** Begin DATASET **

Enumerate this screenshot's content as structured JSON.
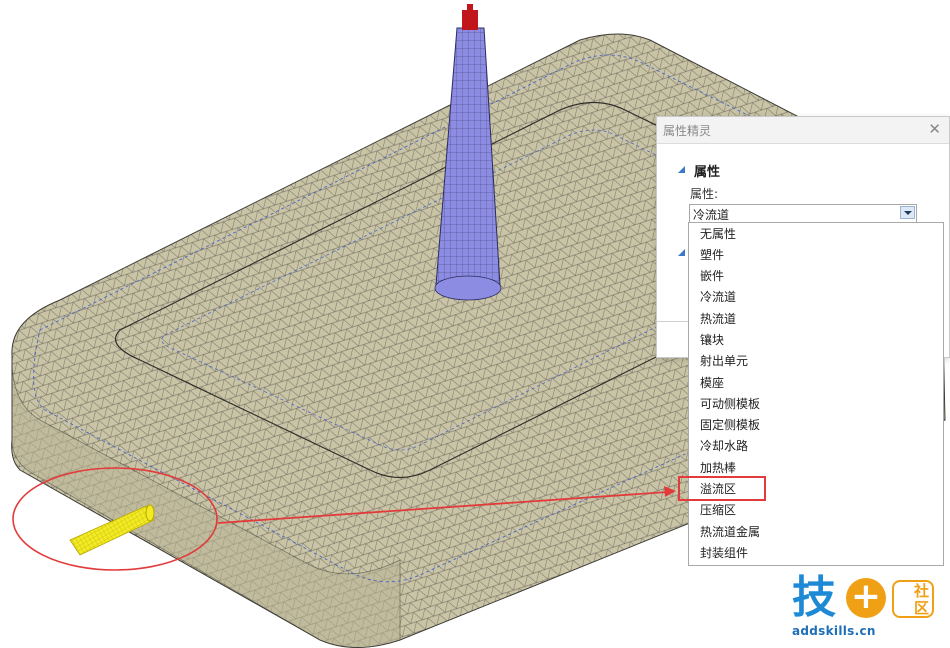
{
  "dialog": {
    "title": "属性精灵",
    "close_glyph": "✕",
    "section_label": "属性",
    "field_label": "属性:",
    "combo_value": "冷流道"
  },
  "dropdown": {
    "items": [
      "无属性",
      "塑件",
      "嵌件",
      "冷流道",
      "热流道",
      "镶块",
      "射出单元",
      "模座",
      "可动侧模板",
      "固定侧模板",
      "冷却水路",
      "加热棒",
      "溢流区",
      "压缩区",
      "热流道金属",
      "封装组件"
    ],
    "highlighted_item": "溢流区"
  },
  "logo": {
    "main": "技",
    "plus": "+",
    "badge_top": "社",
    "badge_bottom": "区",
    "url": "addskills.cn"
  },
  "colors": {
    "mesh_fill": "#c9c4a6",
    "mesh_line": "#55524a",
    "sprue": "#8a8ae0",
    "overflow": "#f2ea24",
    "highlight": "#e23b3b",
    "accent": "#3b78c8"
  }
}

** End DATASET **
** Begin DATASET **

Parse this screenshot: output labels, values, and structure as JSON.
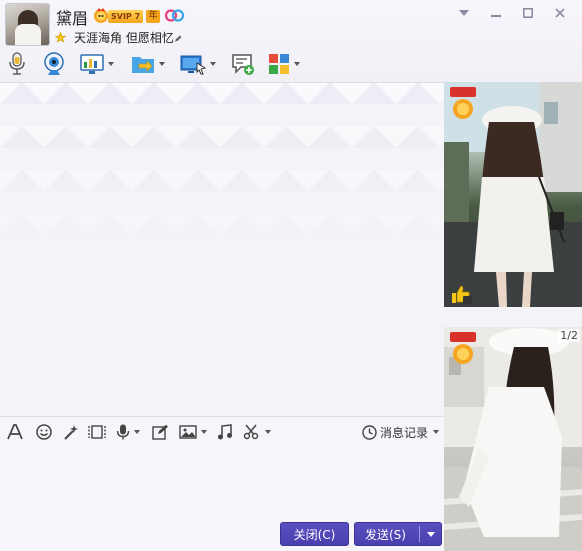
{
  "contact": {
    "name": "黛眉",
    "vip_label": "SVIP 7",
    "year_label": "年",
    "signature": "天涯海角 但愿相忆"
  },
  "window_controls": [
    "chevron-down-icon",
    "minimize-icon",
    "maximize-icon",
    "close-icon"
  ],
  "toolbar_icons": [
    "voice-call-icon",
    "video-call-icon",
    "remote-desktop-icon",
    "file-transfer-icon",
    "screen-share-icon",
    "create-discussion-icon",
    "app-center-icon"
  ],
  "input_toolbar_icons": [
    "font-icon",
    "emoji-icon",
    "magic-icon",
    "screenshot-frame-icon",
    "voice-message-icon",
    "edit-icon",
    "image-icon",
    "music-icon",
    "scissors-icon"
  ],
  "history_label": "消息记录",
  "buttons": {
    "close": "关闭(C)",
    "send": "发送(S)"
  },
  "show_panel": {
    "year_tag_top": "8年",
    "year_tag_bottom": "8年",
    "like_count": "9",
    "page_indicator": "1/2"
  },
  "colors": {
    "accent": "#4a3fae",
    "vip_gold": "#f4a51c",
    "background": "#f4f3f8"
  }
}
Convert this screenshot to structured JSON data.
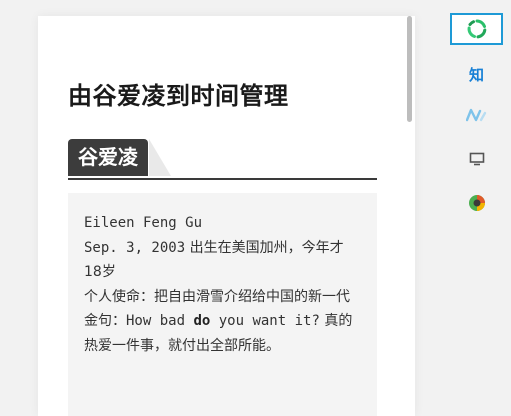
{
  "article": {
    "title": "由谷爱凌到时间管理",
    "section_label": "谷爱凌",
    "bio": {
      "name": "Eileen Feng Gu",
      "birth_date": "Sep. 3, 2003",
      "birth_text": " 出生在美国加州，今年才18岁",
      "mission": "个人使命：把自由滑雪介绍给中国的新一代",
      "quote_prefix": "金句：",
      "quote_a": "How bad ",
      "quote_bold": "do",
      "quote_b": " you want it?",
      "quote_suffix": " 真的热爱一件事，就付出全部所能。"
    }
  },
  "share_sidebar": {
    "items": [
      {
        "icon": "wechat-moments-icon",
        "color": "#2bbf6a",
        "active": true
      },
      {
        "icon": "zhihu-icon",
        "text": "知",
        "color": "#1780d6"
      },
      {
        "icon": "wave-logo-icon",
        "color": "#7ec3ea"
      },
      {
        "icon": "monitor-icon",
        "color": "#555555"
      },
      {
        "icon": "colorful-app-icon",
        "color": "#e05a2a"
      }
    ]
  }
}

** End DATASET **

PROBLEM STATEMENT |
List the lines of the material in which the word "this" occurs.

CORRECT ANSWER |
Enumerate this screenshot's content as structured JSON.
Parse this screenshot: output labels, values, and structure as JSON.
Convert this screenshot to structured JSON data.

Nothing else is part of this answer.